> [Directions]: Copy every line of the records below where the word "right" occurs.

> [Data tied to figure images]:
>> START

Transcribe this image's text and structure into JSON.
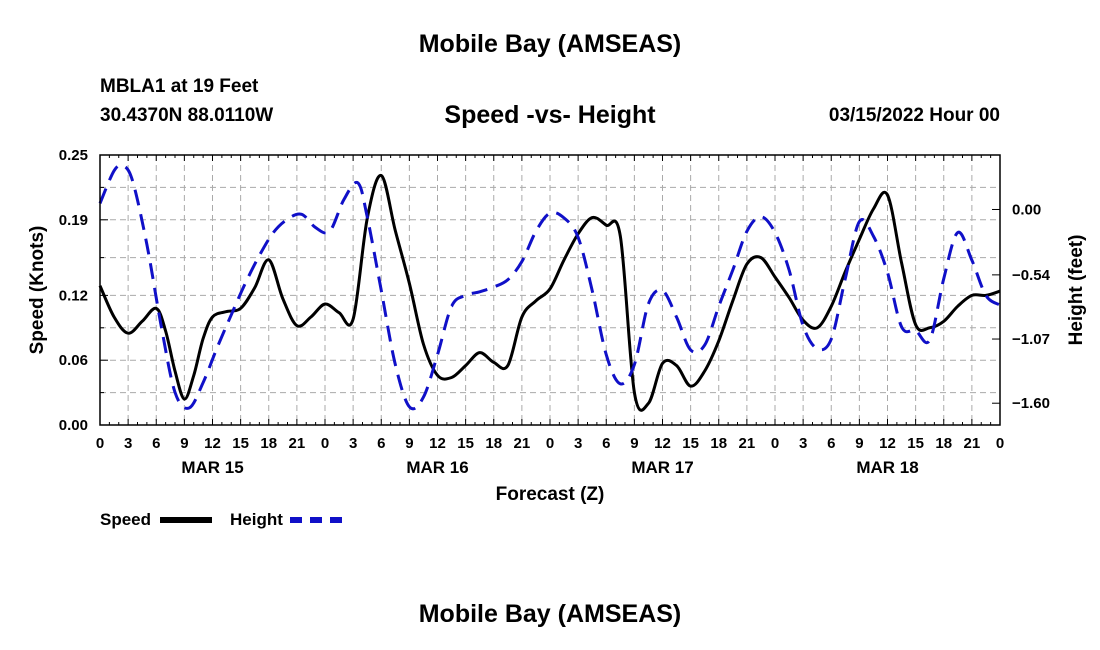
{
  "page": {
    "title_top": "Mobile Bay (AMSEAS)",
    "title_bottom": "Mobile Bay (AMSEAS)",
    "station": "MBLA1 at 19 Feet",
    "coords": "30.4370N  88.0110W",
    "subtitle": "Speed -vs- Height",
    "datetime": "03/15/2022 Hour 00"
  },
  "legend": {
    "speed": "Speed",
    "height": "Height"
  },
  "colors": {
    "speed": "#000000",
    "height": "#1010c8",
    "grid": "#aaaaaa"
  },
  "chart_data": {
    "type": "line",
    "title": "Speed -vs- Height",
    "xlabel": "Forecast (Z)",
    "ylabel": "Speed (Knots)",
    "y2label": "Height (feet)",
    "xlim": [
      0,
      96
    ],
    "ylim": [
      0,
      0.25
    ],
    "y2lim": [
      -1.78,
      0.45
    ],
    "y_ticks": [
      0.0,
      0.06,
      0.12,
      0.19,
      0.25
    ],
    "y_tick_labels": [
      "0.00",
      "0.06",
      "0.12",
      "0.19",
      "0.25"
    ],
    "y2_ticks": [
      0.0,
      -0.54,
      -1.07,
      -1.6
    ],
    "y2_tick_labels": [
      "0.00",
      "−0.54",
      "−1.07",
      "−1.60"
    ],
    "x_ticks": [
      0,
      3,
      6,
      9,
      12,
      15,
      18,
      21,
      24,
      27,
      30,
      33,
      36,
      39,
      42,
      45,
      48,
      51,
      54,
      57,
      60,
      63,
      66,
      69,
      72,
      75,
      78,
      81,
      84,
      87,
      90,
      93,
      96
    ],
    "x_tick_labels": [
      "0",
      "3",
      "6",
      "9",
      "12",
      "15",
      "18",
      "21",
      "0",
      "3",
      "6",
      "9",
      "12",
      "15",
      "18",
      "21",
      "0",
      "3",
      "6",
      "9",
      "12",
      "15",
      "18",
      "21",
      "0",
      "3",
      "6",
      "9",
      "12",
      "15",
      "18",
      "21",
      "0"
    ],
    "day_labels": [
      {
        "x": 12,
        "label": "MAR 15"
      },
      {
        "x": 36,
        "label": "MAR 16"
      },
      {
        "x": 60,
        "label": "MAR 17"
      },
      {
        "x": 84,
        "label": "MAR 18"
      }
    ],
    "grid": true,
    "series": [
      {
        "name": "Speed",
        "axis": "left",
        "style": "solid",
        "x": [
          0,
          1.5,
          3,
          4.5,
          6,
          7,
          8,
          9,
          10,
          11,
          12,
          13.5,
          15,
          16.5,
          18,
          19.5,
          21,
          22.5,
          24,
          25.5,
          27,
          28.5,
          30,
          31.5,
          33,
          34.5,
          36,
          37.5,
          39,
          40.5,
          42,
          43.5,
          45,
          46.5,
          48,
          49.5,
          51,
          52.5,
          54,
          55.5,
          57,
          58.5,
          60,
          61.5,
          63,
          64.5,
          66,
          67.5,
          69,
          70.5,
          72,
          73.5,
          75,
          76.5,
          78,
          79.5,
          81,
          82.5,
          84,
          85.5,
          87,
          88.5,
          90,
          91.5,
          93,
          94.5,
          96
        ],
        "values": [
          0.129,
          0.1,
          0.085,
          0.096,
          0.108,
          0.087,
          0.05,
          0.024,
          0.046,
          0.08,
          0.1,
          0.105,
          0.108,
          0.127,
          0.153,
          0.117,
          0.092,
          0.1,
          0.112,
          0.104,
          0.098,
          0.191,
          0.231,
          0.18,
          0.131,
          0.075,
          0.046,
          0.044,
          0.055,
          0.067,
          0.058,
          0.055,
          0.1,
          0.115,
          0.126,
          0.153,
          0.177,
          0.192,
          0.185,
          0.175,
          0.03,
          0.02,
          0.057,
          0.055,
          0.036,
          0.05,
          0.078,
          0.115,
          0.149,
          0.155,
          0.137,
          0.118,
          0.097,
          0.09,
          0.11,
          0.142,
          0.172,
          0.2,
          0.213,
          0.15,
          0.093,
          0.09,
          0.096,
          0.11,
          0.12,
          0.12,
          0.124
        ],
        "values_note": "Speed values in knots read from left axis"
      },
      {
        "name": "Height",
        "axis": "right",
        "style": "dashed",
        "x": [
          0,
          1.5,
          2.5,
          3.5,
          5,
          6.5,
          8,
          9.5,
          11,
          12.5,
          14,
          15.5,
          17,
          18.5,
          20,
          21.5,
          23,
          24.5,
          26,
          27.5,
          28.5,
          30,
          31.5,
          33,
          34.5,
          36,
          37.5,
          39,
          40.5,
          42,
          43.5,
          45,
          46.5,
          48,
          49.5,
          51,
          52.5,
          54,
          55.5,
          57,
          58.5,
          60,
          61.5,
          63,
          64.5,
          66,
          67.5,
          69,
          70.5,
          72,
          73.5,
          75,
          76.5,
          78,
          79.5,
          81,
          82.5,
          84,
          85.5,
          87,
          88.5,
          90,
          91.5,
          93,
          94.5,
          96
        ],
        "values": [
          0.05,
          0.32,
          0.36,
          0.23,
          -0.29,
          -0.95,
          -1.51,
          -1.64,
          -1.43,
          -1.14,
          -0.87,
          -0.61,
          -0.38,
          -0.19,
          -0.08,
          -0.04,
          -0.15,
          -0.18,
          0.08,
          0.22,
          -0.06,
          -0.67,
          -1.28,
          -1.63,
          -1.55,
          -1.2,
          -0.8,
          -0.71,
          -0.68,
          -0.64,
          -0.58,
          -0.43,
          -0.18,
          -0.03,
          -0.07,
          -0.23,
          -0.67,
          -1.2,
          -1.44,
          -1.28,
          -0.78,
          -0.67,
          -0.89,
          -1.16,
          -1.12,
          -0.8,
          -0.5,
          -0.18,
          -0.06,
          -0.19,
          -0.5,
          -0.96,
          -1.15,
          -1.07,
          -0.57,
          -0.1,
          -0.22,
          -0.52,
          -0.97,
          -1.0,
          -1.08,
          -0.57,
          -0.19,
          -0.42,
          -0.71,
          -0.79
        ],
        "values_note": "Height values in feet read from right axis"
      }
    ]
  }
}
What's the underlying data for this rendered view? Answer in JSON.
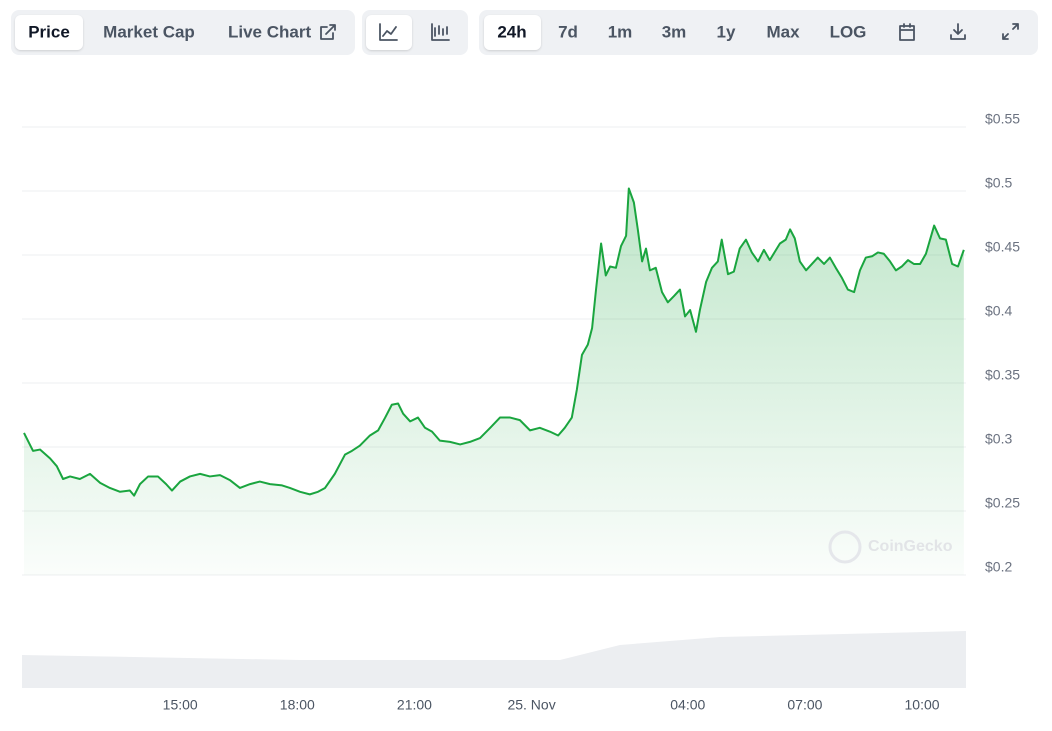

>> END

> [Correct response]:
        "axis": "right",
        "values_note": "Height values in feet read from right axis"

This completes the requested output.